Record extracts
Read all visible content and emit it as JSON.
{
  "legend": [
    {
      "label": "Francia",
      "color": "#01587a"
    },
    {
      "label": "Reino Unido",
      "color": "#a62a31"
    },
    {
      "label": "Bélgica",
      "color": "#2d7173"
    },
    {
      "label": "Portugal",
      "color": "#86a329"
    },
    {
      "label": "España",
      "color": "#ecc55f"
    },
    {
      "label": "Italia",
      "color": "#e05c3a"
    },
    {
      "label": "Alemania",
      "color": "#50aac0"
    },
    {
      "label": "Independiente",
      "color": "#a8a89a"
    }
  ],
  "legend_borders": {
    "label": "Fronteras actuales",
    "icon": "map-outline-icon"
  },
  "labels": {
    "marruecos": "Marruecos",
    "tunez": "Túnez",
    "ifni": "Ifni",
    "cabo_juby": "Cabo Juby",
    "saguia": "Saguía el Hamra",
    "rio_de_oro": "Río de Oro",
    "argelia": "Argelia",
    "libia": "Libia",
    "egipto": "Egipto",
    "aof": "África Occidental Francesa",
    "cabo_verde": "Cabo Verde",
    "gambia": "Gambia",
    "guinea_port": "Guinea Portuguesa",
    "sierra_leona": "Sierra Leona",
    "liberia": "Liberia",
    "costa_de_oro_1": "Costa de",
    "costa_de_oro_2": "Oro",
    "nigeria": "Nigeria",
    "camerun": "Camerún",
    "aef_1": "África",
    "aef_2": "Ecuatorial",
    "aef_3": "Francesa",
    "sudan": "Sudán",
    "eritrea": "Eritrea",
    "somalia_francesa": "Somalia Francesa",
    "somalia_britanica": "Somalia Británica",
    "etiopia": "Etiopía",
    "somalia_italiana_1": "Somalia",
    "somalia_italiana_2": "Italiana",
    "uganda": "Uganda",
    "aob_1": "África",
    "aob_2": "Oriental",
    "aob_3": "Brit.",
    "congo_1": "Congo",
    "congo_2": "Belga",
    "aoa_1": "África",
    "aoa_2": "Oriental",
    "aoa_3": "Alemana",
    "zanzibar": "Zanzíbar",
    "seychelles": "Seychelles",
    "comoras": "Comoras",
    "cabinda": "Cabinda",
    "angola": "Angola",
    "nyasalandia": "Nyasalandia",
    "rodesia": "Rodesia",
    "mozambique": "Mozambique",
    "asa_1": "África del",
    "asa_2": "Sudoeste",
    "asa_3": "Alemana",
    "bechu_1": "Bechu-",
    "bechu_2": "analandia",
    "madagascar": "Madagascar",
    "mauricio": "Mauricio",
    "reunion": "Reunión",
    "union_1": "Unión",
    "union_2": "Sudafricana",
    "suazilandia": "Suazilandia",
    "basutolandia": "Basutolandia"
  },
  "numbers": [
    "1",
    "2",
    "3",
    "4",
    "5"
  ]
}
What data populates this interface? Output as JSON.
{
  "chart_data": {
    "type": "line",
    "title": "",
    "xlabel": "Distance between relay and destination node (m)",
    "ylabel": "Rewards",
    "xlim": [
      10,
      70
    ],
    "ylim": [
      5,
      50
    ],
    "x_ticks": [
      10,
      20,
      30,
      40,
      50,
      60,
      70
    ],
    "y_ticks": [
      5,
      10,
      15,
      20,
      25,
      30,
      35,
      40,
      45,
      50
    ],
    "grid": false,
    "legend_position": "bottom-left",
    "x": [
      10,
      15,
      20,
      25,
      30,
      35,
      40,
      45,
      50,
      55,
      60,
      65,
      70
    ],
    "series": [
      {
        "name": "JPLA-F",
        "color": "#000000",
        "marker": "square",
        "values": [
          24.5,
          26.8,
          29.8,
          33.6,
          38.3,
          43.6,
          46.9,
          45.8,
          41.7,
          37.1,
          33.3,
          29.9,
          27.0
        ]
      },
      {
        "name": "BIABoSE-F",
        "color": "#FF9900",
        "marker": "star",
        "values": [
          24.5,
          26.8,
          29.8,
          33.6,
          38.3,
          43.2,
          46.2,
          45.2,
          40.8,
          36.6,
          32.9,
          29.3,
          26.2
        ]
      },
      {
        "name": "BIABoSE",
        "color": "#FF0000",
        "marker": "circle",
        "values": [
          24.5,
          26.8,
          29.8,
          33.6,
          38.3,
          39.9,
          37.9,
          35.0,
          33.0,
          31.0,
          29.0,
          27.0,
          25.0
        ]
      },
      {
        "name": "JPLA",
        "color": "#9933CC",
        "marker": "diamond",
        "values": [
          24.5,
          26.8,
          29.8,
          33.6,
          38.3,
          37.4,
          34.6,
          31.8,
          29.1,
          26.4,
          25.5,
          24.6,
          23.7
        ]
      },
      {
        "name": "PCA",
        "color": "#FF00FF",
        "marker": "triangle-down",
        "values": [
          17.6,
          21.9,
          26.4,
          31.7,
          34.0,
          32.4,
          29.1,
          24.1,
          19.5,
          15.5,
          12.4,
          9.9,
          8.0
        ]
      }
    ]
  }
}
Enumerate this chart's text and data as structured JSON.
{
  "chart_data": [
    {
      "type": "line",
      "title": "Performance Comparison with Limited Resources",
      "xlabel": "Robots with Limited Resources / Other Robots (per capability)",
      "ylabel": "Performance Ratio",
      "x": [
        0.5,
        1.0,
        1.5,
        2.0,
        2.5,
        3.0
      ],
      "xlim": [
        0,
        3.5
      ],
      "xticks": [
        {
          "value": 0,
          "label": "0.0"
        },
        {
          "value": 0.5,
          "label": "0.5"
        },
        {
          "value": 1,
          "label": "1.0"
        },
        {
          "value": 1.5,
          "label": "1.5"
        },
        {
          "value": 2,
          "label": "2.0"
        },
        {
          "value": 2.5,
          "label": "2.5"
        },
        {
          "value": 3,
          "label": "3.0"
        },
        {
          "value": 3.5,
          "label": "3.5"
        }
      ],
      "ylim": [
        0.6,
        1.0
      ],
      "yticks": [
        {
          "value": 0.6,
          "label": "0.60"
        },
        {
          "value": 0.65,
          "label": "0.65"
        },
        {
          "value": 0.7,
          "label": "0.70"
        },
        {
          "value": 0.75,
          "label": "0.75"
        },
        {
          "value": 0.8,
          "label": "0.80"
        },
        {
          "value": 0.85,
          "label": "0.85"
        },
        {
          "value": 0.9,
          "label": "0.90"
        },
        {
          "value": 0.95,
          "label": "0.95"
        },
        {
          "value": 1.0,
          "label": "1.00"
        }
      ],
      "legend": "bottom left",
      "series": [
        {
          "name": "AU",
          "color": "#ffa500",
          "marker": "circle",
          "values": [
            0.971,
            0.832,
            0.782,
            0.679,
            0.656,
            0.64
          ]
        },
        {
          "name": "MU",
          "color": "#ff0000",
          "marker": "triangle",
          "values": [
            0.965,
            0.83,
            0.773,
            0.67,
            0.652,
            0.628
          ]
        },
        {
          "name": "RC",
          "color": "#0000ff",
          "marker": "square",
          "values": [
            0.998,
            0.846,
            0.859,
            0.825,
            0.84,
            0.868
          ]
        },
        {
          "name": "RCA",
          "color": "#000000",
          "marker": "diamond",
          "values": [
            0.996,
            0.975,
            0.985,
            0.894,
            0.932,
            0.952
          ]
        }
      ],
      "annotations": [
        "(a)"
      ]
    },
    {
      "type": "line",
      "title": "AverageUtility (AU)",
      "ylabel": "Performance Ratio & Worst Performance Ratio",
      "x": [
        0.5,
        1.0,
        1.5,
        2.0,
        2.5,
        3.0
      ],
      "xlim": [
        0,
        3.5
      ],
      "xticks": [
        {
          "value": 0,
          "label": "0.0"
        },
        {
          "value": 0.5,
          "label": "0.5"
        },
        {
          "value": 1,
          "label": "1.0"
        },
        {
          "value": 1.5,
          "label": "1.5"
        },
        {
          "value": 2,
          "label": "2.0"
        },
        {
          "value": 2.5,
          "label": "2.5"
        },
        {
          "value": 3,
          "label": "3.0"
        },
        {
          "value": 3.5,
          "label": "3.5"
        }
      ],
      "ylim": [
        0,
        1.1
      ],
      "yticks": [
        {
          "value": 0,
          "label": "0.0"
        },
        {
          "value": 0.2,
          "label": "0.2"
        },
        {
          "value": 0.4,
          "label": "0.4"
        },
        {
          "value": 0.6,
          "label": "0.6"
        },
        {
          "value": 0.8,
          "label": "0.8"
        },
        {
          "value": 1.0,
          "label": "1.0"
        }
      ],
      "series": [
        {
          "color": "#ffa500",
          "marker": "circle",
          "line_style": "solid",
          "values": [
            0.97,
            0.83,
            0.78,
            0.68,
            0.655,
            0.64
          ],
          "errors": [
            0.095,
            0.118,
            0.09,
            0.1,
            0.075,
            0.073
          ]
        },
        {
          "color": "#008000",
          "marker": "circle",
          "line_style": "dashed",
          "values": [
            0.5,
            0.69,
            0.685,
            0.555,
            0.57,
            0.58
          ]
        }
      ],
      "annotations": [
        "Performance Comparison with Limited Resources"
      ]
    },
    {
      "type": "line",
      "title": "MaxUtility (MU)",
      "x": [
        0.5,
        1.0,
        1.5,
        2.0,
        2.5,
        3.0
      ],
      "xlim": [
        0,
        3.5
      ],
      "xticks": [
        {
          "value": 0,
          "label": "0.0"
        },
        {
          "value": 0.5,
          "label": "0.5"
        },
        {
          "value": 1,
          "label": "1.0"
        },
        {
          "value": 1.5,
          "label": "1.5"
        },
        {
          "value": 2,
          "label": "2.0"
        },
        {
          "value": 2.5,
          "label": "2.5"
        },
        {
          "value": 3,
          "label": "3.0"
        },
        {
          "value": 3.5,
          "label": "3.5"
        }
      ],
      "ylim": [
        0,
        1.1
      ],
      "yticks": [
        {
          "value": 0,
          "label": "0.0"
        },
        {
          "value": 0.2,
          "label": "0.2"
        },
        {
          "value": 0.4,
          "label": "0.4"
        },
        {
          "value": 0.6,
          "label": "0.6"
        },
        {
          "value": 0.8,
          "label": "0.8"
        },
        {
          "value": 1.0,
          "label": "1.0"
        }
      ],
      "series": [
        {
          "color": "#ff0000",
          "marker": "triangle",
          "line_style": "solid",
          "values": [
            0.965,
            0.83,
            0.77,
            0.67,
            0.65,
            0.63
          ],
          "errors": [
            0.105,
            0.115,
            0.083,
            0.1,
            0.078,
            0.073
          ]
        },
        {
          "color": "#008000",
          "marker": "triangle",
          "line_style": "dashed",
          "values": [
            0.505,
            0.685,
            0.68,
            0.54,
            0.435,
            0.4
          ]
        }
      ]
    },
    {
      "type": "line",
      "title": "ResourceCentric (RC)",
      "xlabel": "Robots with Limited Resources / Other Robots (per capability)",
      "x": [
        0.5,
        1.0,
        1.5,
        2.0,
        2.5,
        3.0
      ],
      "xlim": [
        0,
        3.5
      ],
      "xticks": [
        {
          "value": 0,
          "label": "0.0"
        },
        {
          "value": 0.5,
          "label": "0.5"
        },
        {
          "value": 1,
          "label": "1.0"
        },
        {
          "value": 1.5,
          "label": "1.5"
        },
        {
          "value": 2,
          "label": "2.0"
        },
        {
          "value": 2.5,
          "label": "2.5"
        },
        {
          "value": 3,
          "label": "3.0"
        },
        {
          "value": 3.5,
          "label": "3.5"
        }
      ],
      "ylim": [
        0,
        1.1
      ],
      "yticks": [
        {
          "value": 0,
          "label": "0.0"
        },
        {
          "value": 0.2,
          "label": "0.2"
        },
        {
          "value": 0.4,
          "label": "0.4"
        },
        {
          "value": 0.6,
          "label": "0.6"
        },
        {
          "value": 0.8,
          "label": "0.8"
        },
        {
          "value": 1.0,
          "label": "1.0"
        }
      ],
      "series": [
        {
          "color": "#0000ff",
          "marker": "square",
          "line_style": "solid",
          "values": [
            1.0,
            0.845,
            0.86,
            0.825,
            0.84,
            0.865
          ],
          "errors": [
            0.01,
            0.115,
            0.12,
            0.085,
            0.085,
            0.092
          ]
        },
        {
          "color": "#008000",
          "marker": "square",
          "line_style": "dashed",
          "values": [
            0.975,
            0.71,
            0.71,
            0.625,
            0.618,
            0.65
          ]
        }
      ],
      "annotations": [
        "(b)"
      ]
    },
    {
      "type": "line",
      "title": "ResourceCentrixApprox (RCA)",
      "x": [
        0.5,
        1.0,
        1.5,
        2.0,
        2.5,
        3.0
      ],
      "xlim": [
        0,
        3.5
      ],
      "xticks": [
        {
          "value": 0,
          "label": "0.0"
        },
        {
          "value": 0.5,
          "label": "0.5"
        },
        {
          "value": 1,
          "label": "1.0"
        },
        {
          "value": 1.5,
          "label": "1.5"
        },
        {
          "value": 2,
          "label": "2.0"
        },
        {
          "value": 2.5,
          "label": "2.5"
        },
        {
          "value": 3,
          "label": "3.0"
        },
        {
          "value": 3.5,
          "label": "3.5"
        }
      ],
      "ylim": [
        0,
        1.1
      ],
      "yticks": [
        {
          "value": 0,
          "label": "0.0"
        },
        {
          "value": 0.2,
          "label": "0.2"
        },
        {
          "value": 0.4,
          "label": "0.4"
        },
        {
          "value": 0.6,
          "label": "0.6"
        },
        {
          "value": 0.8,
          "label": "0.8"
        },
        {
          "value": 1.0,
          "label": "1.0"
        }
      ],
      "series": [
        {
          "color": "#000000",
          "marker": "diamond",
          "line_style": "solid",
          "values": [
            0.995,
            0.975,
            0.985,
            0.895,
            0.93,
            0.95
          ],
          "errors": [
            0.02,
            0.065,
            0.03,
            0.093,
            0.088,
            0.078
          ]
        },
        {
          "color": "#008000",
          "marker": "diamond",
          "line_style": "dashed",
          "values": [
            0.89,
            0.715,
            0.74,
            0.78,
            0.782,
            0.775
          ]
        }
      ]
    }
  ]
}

Work instructions
Pull out every line of the records above that contains the word "name".

Exercise solution
        "name": "JPLA-F",
        "name": "BIABoSE-F",
        "name": "BIABoSE",
        "name": "JPLA",
        "name": "PCA",
          "name": "AU",
          "name": "MU",
          "name": "RC",
          "name": "RCA",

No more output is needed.